Your task is to restate the data word for word.

BEGIN RECORDS SUPPLIED

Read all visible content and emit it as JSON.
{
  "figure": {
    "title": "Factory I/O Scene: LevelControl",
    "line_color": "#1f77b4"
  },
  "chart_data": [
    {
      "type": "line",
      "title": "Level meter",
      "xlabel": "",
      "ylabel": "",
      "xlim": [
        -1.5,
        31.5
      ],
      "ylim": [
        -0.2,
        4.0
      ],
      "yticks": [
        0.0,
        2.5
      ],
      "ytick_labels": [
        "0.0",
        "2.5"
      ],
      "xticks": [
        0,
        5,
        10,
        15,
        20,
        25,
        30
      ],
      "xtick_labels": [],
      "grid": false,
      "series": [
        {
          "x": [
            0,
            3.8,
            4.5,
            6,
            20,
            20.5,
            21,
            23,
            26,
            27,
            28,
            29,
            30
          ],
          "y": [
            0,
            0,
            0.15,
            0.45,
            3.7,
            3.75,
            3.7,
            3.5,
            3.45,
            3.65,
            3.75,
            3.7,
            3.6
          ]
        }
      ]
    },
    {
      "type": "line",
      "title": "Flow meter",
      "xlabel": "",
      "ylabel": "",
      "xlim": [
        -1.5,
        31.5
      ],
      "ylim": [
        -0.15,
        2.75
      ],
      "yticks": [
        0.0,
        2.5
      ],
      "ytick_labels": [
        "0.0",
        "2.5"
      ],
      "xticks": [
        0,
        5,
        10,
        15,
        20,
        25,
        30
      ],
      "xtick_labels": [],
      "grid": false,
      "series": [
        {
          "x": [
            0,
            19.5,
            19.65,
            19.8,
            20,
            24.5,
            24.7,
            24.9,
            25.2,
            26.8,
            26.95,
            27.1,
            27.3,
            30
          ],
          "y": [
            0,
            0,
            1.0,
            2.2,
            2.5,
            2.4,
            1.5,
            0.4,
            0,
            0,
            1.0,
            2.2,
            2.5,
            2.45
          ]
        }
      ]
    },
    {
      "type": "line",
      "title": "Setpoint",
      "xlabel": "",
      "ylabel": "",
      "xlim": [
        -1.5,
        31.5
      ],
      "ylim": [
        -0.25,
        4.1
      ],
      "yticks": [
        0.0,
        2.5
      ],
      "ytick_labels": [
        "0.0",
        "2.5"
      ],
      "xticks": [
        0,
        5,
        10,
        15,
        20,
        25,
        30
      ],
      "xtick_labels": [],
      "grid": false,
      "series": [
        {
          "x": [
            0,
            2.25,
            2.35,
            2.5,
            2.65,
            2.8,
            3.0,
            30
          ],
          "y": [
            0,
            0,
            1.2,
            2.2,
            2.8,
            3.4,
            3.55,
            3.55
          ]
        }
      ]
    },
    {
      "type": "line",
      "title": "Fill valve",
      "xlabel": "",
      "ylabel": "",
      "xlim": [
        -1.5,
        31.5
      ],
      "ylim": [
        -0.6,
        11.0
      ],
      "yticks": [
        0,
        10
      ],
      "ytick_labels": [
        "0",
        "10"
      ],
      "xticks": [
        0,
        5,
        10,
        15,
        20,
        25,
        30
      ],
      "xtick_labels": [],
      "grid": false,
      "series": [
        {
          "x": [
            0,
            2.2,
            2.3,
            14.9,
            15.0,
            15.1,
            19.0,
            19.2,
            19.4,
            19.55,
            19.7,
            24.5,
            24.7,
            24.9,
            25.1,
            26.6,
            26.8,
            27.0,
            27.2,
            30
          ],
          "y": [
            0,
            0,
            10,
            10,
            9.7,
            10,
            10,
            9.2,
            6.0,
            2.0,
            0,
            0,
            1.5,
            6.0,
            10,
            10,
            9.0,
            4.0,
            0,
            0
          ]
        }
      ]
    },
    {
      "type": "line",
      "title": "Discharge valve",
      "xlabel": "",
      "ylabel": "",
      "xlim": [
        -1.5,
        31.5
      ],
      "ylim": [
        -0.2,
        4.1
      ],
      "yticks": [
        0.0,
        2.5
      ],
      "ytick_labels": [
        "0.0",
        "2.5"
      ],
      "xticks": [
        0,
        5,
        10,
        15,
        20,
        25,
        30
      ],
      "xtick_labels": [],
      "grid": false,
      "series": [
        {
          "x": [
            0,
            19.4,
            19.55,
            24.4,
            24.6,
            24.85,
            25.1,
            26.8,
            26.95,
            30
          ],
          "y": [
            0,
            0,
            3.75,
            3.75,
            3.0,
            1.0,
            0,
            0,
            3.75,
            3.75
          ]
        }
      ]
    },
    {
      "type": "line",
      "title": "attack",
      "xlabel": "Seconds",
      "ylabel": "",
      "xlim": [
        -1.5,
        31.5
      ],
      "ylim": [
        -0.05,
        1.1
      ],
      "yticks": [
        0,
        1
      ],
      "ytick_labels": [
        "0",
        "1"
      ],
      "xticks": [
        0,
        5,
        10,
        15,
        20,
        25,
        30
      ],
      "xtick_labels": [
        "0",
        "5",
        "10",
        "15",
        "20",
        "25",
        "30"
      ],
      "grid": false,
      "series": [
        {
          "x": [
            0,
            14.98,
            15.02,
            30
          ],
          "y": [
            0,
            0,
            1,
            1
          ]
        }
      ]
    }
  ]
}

END RECORDS SUPPLIED

WRITTEN REPLY -
Read all visible content and emit it as JSON.
{
  "figure": {
    "title": "Factory I/O Scene: LevelControl",
    "line_color": "#1f77b4"
  },
  "chart_data": [
    {
      "type": "line",
      "title": "Level meter",
      "xlabel": "",
      "ylabel": "",
      "xlim": [
        -1.5,
        31.5
      ],
      "ylim": [
        -0.2,
        4.0
      ],
      "yticks": [
        0.0,
        2.5
      ],
      "ytick_labels": [
        "0.0",
        "2.5"
      ],
      "xticks": [
        0,
        5,
        10,
        15,
        20,
        25,
        30
      ],
      "xtick_labels": [],
      "grid": false,
      "series": [
        {
          "x": [
            0,
            3.8,
            4.5,
            6,
            20,
            20.5,
            21,
            23,
            26,
            27,
            28,
            29,
            30
          ],
          "y": [
            0,
            0,
            0.15,
            0.45,
            3.7,
            3.75,
            3.7,
            3.5,
            3.45,
            3.65,
            3.75,
            3.7,
            3.6
          ]
        }
      ]
    },
    {
      "type": "line",
      "title": "Flow meter",
      "xlabel": "",
      "ylabel": "",
      "xlim": [
        -1.5,
        31.5
      ],
      "ylim": [
        -0.15,
        2.75
      ],
      "yticks": [
        0.0,
        2.5
      ],
      "ytick_labels": [
        "0.0",
        "2.5"
      ],
      "xticks": [
        0,
        5,
        10,
        15,
        20,
        25,
        30
      ],
      "xtick_labels": [],
      "grid": false,
      "series": [
        {
          "x": [
            0,
            19.5,
            19.65,
            19.8,
            20,
            24.5,
            24.7,
            24.9,
            25.2,
            26.8,
            26.95,
            27.1,
            27.3,
            30
          ],
          "y": [
            0,
            0,
            1.0,
            2.2,
            2.5,
            2.4,
            1.5,
            0.4,
            0,
            0,
            1.0,
            2.2,
            2.5,
            2.45
          ]
        }
      ]
    },
    {
      "type": "line",
      "title": "Setpoint",
      "xlabel": "",
      "ylabel": "",
      "xlim": [
        -1.5,
        31.5
      ],
      "ylim": [
        -0.25,
        4.1
      ],
      "yticks": [
        0.0,
        2.5
      ],
      "ytick_labels": [
        "0.0",
        "2.5"
      ],
      "xticks": [
        0,
        5,
        10,
        15,
        20,
        25,
        30
      ],
      "xtick_labels": [],
      "grid": false,
      "series": [
        {
          "x": [
            0,
            2.25,
            2.35,
            2.5,
            2.65,
            2.8,
            3.0,
            30
          ],
          "y": [
            0,
            0,
            1.2,
            2.2,
            2.8,
            3.4,
            3.55,
            3.55
          ]
        }
      ]
    },
    {
      "type": "line",
      "title": "Fill valve",
      "xlabel": "",
      "ylabel": "",
      "xlim": [
        -1.5,
        31.5
      ],
      "ylim": [
        -0.6,
        11.0
      ],
      "yticks": [
        0,
        10
      ],
      "ytick_labels": [
        "0",
        "10"
      ],
      "xticks": [
        0,
        5,
        10,
        15,
        20,
        25,
        30
      ],
      "xtick_labels": [],
      "grid": false,
      "series": [
        {
          "x": [
            0,
            2.2,
            2.3,
            14.9,
            15.0,
            15.1,
            19.0,
            19.2,
            19.4,
            19.55,
            19.7,
            24.5,
            24.7,
            24.9,
            25.1,
            26.6,
            26.8,
            27.0,
            27.2,
            30
          ],
          "y": [
            0,
            0,
            10,
            10,
            9.7,
            10,
            10,
            9.2,
            6.0,
            2.0,
            0,
            0,
            1.5,
            6.0,
            10,
            10,
            9.0,
            4.0,
            0,
            0
          ]
        }
      ]
    },
    {
      "type": "line",
      "title": "Discharge valve",
      "xlabel": "",
      "ylabel": "",
      "xlim": [
        -1.5,
        31.5
      ],
      "ylim": [
        -0.2,
        4.1
      ],
      "yticks": [
        0.0,
        2.5
      ],
      "ytick_labels": [
        "0.0",
        "2.5"
      ],
      "xticks": [
        0,
        5,
        10,
        15,
        20,
        25,
        30
      ],
      "xtick_labels": [],
      "grid": false,
      "series": [
        {
          "x": [
            0,
            19.4,
            19.55,
            24.4,
            24.6,
            24.85,
            25.1,
            26.8,
            26.95,
            30
          ],
          "y": [
            0,
            0,
            3.75,
            3.75,
            3.0,
            1.0,
            0,
            0,
            3.75,
            3.75
          ]
        }
      ]
    },
    {
      "type": "line",
      "title": "attack",
      "xlabel": "Seconds",
      "ylabel": "",
      "xlim": [
        -1.5,
        31.5
      ],
      "ylim": [
        -0.05,
        1.1
      ],
      "yticks": [
        0,
        1
      ],
      "ytick_labels": [
        "0",
        "1"
      ],
      "xticks": [
        0,
        5,
        10,
        15,
        20,
        25,
        30
      ],
      "xtick_labels": [
        "0",
        "5",
        "10",
        "15",
        "20",
        "25",
        "30"
      ],
      "grid": false,
      "series": [
        {
          "x": [
            0,
            14.98,
            15.02,
            30
          ],
          "y": [
            0,
            0,
            1,
            1
          ]
        }
      ]
    }
  ]
}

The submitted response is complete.